Как известно, Советская Армия до 9 мая не сумела занять те территории Германии, которые были определены договором как зона советской оккупации и на которых впоследствии была создана ГДР. После капитуляции Германии американцы добровольно освободили их. Были люди, которые упрекали за это Трумэна. Дескать, если бы американцы не ушли с этих территорий, то не было бы ГДР и последующего противостояния двух блоков. Но существует версия, почему Трумэн выполнил условия договора. Она такова.

Победить в войне с Японией без сухопутных войск было невозможно. Сталина связывал с американцами договор о вступлении СССР в войну с Японией после победы над Германией. Предусматривалось, что в этой войне пехота будет советская. Так вот, Трумэн освободил территории в Германии, боясь, что в противном случае Сталин нарушит договоренность относительно Японии.

Возникает вопрос: «Почему Трумэн не вывез из Западной Европы свои довольно многочисленные войска в Японию и не пренебрег помощью СССР?» Одна из версий гласит, что это невозможно было сделать, так как по дороге в Японию американская армия могла «самодемобилизоваться», иными словами – разбежаться.

Да и в «славной» кампании против Ирака американцы так и не ввели в дело свою полумиллионную армию, предпочитая принудить его к сдаче бомбовыми ударами по мирному населению. И это не случайно.

=-=-=-=-=

ЗАДАНИЯ:
A: Ответьте на вопросы по отрывку о решении Трумэна.
(i) Как американцы поступили с территориями будущей советской зоны после капитуляции Германии?
(ii) Чья пехота по договоренности должна была воевать в войне с Японией?
(iii) Что, согласно одной из версий, могло случиться с американской армией по дороге в Японию?
B: Пожалуйста, продолжите отрывок о решении Трумэна с того места, на котором он прерывается.

=-=-=-=-=

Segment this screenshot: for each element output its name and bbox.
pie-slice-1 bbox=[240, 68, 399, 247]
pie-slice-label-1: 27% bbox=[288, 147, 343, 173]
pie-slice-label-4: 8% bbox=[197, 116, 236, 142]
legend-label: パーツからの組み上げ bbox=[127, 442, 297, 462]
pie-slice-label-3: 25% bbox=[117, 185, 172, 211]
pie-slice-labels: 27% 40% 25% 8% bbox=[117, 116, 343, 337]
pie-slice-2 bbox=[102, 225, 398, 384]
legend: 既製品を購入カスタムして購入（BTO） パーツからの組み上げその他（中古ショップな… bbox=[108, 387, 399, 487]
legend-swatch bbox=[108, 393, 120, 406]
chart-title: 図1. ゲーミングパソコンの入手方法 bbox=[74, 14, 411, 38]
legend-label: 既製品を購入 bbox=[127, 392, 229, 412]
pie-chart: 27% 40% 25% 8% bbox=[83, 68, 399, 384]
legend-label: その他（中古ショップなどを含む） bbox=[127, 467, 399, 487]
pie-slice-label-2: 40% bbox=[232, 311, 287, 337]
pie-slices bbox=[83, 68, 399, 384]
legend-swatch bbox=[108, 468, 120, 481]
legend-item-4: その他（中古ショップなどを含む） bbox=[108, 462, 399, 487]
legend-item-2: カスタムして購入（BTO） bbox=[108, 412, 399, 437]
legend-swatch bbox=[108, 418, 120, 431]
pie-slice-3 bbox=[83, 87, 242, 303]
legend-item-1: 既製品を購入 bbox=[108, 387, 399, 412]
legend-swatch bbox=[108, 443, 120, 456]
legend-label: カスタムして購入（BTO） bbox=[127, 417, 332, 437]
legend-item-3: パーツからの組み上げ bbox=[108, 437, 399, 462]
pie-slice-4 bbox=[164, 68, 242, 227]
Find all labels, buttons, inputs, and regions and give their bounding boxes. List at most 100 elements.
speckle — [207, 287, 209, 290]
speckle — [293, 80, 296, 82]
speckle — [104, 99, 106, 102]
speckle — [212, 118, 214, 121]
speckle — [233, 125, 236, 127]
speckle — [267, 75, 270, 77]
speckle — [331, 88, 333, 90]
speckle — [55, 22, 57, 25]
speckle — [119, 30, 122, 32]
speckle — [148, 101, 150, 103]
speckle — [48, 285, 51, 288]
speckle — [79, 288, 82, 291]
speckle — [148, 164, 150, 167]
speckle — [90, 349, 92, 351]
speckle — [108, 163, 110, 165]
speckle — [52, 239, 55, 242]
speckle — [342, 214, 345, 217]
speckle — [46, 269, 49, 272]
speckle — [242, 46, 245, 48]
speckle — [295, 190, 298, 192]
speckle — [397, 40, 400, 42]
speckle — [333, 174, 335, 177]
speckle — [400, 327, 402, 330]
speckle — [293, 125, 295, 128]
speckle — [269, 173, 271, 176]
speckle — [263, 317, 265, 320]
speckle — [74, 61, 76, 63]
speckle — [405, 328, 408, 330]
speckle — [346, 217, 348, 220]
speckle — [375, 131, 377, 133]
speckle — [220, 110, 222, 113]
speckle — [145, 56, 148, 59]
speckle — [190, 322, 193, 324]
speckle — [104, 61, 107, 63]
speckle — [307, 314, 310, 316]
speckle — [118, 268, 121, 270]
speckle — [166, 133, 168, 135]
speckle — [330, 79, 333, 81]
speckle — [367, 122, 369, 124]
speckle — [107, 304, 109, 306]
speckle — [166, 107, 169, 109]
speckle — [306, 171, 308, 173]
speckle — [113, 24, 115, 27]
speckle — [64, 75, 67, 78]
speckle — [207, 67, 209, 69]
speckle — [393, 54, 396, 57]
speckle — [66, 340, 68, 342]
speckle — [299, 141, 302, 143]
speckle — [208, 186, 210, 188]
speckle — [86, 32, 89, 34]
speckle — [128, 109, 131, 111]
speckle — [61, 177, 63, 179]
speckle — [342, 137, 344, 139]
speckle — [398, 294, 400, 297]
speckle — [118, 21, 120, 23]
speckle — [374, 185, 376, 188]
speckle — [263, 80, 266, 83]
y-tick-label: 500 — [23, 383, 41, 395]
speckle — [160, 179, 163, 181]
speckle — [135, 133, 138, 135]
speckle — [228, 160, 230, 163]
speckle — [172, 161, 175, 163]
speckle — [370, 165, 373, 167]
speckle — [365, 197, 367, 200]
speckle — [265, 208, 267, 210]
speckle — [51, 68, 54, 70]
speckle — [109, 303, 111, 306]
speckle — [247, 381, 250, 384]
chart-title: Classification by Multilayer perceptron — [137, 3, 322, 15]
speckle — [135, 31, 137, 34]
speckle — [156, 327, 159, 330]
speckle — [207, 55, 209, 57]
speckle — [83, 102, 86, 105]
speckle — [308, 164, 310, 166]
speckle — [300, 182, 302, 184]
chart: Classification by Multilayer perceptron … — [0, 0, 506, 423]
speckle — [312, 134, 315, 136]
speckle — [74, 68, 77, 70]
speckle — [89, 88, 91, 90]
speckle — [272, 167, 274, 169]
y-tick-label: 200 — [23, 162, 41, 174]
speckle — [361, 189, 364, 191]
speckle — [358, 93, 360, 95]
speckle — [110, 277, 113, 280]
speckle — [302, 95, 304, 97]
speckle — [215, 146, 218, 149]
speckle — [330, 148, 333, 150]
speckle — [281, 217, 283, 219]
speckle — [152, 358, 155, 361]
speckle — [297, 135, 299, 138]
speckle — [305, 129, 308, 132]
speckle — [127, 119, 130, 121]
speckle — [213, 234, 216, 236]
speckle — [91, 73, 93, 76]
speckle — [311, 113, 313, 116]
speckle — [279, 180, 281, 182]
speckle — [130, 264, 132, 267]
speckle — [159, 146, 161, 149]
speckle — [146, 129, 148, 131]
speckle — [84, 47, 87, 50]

=-=-=-=-=

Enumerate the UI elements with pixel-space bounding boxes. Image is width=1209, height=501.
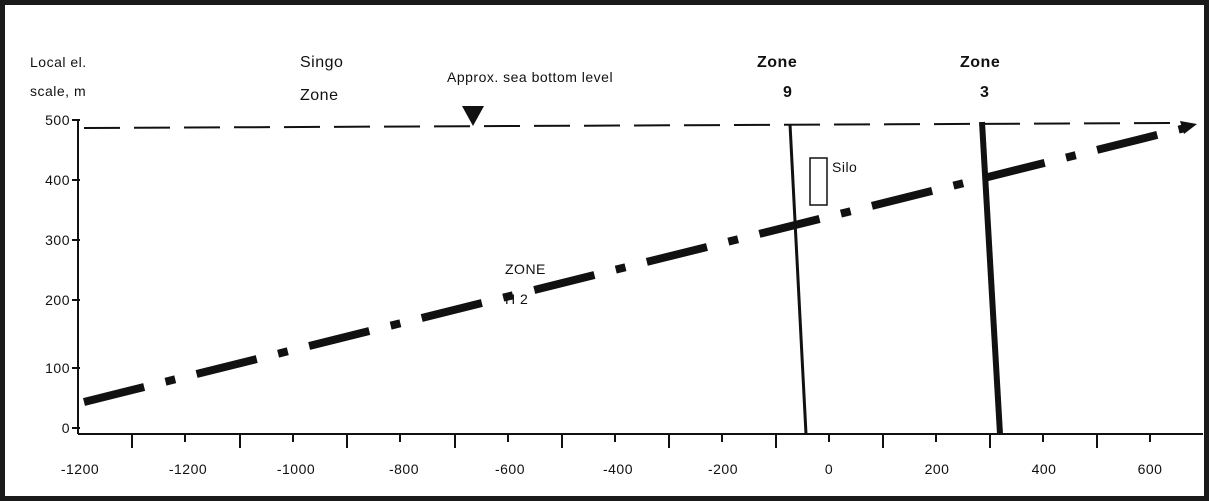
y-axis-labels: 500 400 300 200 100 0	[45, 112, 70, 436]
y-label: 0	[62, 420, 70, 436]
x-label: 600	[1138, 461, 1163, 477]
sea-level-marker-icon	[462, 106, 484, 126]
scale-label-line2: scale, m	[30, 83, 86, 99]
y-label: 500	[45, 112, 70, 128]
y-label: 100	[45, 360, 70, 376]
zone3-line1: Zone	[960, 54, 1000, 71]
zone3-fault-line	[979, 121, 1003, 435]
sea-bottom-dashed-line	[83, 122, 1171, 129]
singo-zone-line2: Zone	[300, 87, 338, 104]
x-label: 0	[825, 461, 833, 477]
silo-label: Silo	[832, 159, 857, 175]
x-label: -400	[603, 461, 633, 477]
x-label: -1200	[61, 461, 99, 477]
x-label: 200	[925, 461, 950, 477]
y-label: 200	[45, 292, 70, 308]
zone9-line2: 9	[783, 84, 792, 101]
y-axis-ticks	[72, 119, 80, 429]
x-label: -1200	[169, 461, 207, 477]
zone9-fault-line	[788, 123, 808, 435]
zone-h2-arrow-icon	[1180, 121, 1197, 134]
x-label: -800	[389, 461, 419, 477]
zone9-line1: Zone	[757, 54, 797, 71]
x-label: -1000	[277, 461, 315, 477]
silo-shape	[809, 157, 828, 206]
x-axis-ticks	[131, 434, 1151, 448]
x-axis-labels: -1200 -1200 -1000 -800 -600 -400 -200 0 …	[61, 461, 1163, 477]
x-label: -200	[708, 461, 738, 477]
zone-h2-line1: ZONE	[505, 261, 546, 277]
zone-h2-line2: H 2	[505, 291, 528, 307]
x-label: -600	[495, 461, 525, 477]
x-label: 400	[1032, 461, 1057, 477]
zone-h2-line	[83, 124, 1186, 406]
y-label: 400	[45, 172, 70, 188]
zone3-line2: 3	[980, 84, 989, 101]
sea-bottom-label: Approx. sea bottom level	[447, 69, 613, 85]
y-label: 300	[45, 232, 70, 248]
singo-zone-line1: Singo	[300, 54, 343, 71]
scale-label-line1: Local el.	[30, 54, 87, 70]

=-=-=-=-=

ОТВЕТЫ К ЗАДАНИЯМ:
A:
(i) Добровольно освободили их.
(ii) Советская.
(iii) Она могла «самодемобилизоваться», то есть разбежаться.

B:
Что оставалось делать командующему экспедиционным корпусом США на Аравийском полуострове генералу Шварцкопфу? Ведь всего за несколько лет до этого анонимный опрос среди солдат лучших войск США – морской пехоты – показал, что 21 процент этих наемников постарается уклониться от любого боя в любом случае.

Но ведь здесь идет речь об армиях различных государств и о войнах, которые ведут эти государства между собой. А как быть в случае гражданской войны, когда солдаты одной воюющей стороны элементарно могут переходить на сторону противную? Как в этой ситуации собрать армию посредством насилия? Нет, это невозможно сделать!

В Красную Армию большевики призывали крестьян без их желания, и в Белую призыв также был в основном насильственным. Однако победили красные, и это говорит о том, что идеи красных были созвучны идеям народа, крестьяне, воевавшие в Красной Армии, понимали, за какие ценности они умирают, и были согласны с этими ценностями.

Белые оказались слабее, хотя имели огромное материальное преимущество перед красными.

Действительно, белые почти всегда имели под своей властью хлебные области России, лишая хлеба красных. На протяжении всей войны столицы красных – и Москва и Петербург – непрерывно голодали. Белые захватили весь золотой запас царской России. Белым помогала Антанта – как оружием, так и живой силой. Тем не менее они потерпели поражение. Почему? Единственно возможный ответ — они не выдвинули идеи, которые бы крестьяне сочли достойными борьбы.

Именно крестьяне. Во-первых, рабочих в России было немного; во-вторых, рабочие России — это те же крестьяне, в лучшем случае, они пролетарии в первом поколении; в-третьих – идеи белых были не чужды и части рабочих – в армии Колчака была дивизия, состоящая из рабочих.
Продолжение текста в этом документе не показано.